***** Given data *****

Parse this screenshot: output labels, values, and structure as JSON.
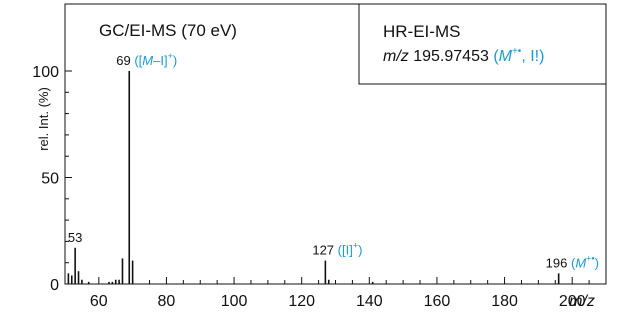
{
  "chart_data": {
    "type": "bar",
    "title": "GC/EI-MS (70 eV)",
    "xlabel": "m/z",
    "ylabel": "rel. Int. (%)",
    "xlim": [
      50,
      210
    ],
    "ylim": [
      0,
      115
    ],
    "x_ticks": [
      60,
      80,
      100,
      120,
      140,
      160,
      180,
      200
    ],
    "y_ticks": [
      0,
      50,
      100
    ],
    "peaks": [
      {
        "x": 51,
        "y": 5
      },
      {
        "x": 52,
        "y": 4
      },
      {
        "x": 53,
        "y": 17
      },
      {
        "x": 54,
        "y": 6
      },
      {
        "x": 55,
        "y": 2
      },
      {
        "x": 57,
        "y": 1
      },
      {
        "x": 63,
        "y": 1
      },
      {
        "x": 64,
        "y": 1
      },
      {
        "x": 65,
        "y": 2
      },
      {
        "x": 66,
        "y": 2
      },
      {
        "x": 67,
        "y": 12
      },
      {
        "x": 69,
        "y": 100
      },
      {
        "x": 70,
        "y": 11
      },
      {
        "x": 127,
        "y": 11
      },
      {
        "x": 128,
        "y": 2
      },
      {
        "x": 141,
        "y": 1
      },
      {
        "x": 196,
        "y": 5
      }
    ],
    "peak_labels": [
      {
        "x": 53,
        "y": 17,
        "mz": "53",
        "ion": ""
      },
      {
        "x": 69,
        "y": 100,
        "mz": "69",
        "ion_prefix": "([",
        "ion_italic": "M",
        "ion_suffix": "–I]",
        "ion_sup": "+",
        "ion_close": ")"
      },
      {
        "x": 127,
        "y": 11,
        "mz": "127",
        "ion_prefix": "([I]",
        "ion_italic": "",
        "ion_suffix": "",
        "ion_sup": "+",
        "ion_close": ")"
      },
      {
        "x": 196,
        "y": 5,
        "mz": "196",
        "ion_prefix": "(",
        "ion_italic": "M",
        "ion_suffix": "",
        "ion_sup": "+•",
        "ion_close": ")"
      }
    ],
    "hr_box": {
      "line1": "HR-EI-MS",
      "mz_label": "m/z",
      "mz_value": "195.97453",
      "ion_prefix": "(",
      "ion_italic": "M",
      "ion_sup": "+•",
      "ion_suffix": ", I!)"
    },
    "colors": {
      "axis": "#111111",
      "accent": "#1a9ad6"
    }
  }
}
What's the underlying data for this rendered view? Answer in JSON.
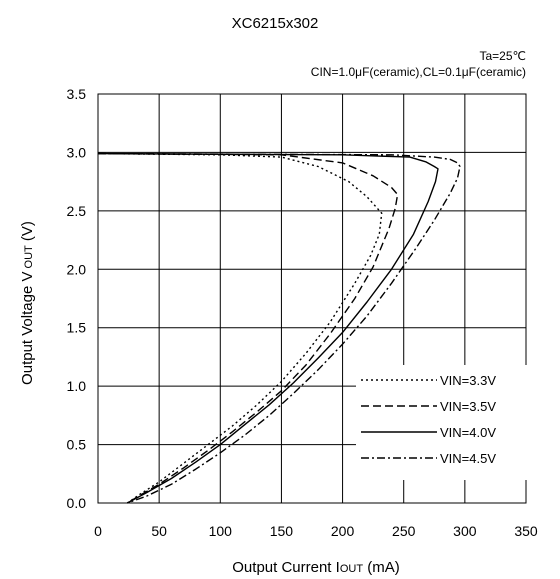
{
  "chart_data": {
    "type": "line",
    "title": "XC6215x302",
    "subtitle_lines": [
      "Ta=25℃",
      "CIN=1.0μF(ceramic),CL=0.1μF(ceramic)"
    ],
    "xlabel": {
      "main": "Output Current I",
      "sub": "OUT",
      "unit": " (mA)"
    },
    "ylabel": {
      "main": "Output Voltage V",
      "sub": " OUT",
      "unit": " (V)"
    },
    "xlim": [
      0,
      350
    ],
    "ylim": [
      0,
      3.5
    ],
    "xticks": [
      0,
      50,
      100,
      150,
      200,
      250,
      300,
      350
    ],
    "xtick_labels": [
      "0",
      "50",
      "100",
      "150",
      "200",
      "250",
      "300",
      "350"
    ],
    "yticks": [
      0,
      0.5,
      1,
      1.5,
      2,
      2.5,
      3,
      3.5
    ],
    "ytick_labels": [
      "0.0",
      "0.5",
      "1.0",
      "1.5",
      "2.0",
      "2.5",
      "3.0",
      "3.5"
    ],
    "grid": true,
    "legend_position": "bottom-right",
    "series": [
      {
        "name": "VIN=3.3V",
        "dash": "dotted",
        "x": [
          0,
          100,
          150,
          180,
          205,
          220,
          232,
          230,
          223,
          210,
          190,
          170,
          150,
          130,
          110,
          90,
          70,
          50,
          35,
          24
        ],
        "y": [
          2.99,
          2.98,
          2.96,
          2.88,
          2.75,
          2.62,
          2.48,
          2.3,
          2.12,
          1.88,
          1.55,
          1.28,
          1.04,
          0.84,
          0.66,
          0.5,
          0.34,
          0.18,
          0.08,
          0.0
        ]
      },
      {
        "name": "VIN=3.5V",
        "dash": "dashed",
        "x": [
          0,
          150,
          200,
          225,
          240,
          245,
          243,
          238,
          225,
          210,
          190,
          170,
          150,
          130,
          110,
          90,
          70,
          50,
          35,
          24
        ],
        "y": [
          2.99,
          2.98,
          2.91,
          2.8,
          2.7,
          2.64,
          2.52,
          2.35,
          2.02,
          1.75,
          1.45,
          1.18,
          0.96,
          0.78,
          0.61,
          0.45,
          0.3,
          0.16,
          0.07,
          0.0
        ]
      },
      {
        "name": "VIN=4.0V",
        "dash": "solid",
        "x": [
          0,
          200,
          255,
          268,
          275,
          278,
          276,
          270,
          258,
          240,
          220,
          200,
          180,
          160,
          140,
          120,
          100,
          80,
          60,
          40,
          24
        ],
        "y": [
          2.99,
          2.98,
          2.96,
          2.92,
          2.88,
          2.86,
          2.75,
          2.58,
          2.3,
          2.0,
          1.72,
          1.46,
          1.24,
          1.03,
          0.84,
          0.67,
          0.5,
          0.35,
          0.21,
          0.09,
          0.0
        ]
      },
      {
        "name": "VIN=4.5V",
        "dash": "dashdot",
        "x": [
          0,
          240,
          275,
          288,
          294,
          296,
          294,
          288,
          275,
          260,
          240,
          220,
          200,
          180,
          160,
          140,
          120,
          100,
          80,
          60,
          40,
          24
        ],
        "y": [
          2.99,
          2.98,
          2.96,
          2.94,
          2.91,
          2.88,
          2.78,
          2.65,
          2.42,
          2.18,
          1.88,
          1.6,
          1.36,
          1.14,
          0.94,
          0.75,
          0.58,
          0.43,
          0.29,
          0.16,
          0.06,
          0.0
        ]
      }
    ]
  }
}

*****

→ **Task directions**
Count every line of the material above that holds the string "dash", then state only the total.

→ **Result**
4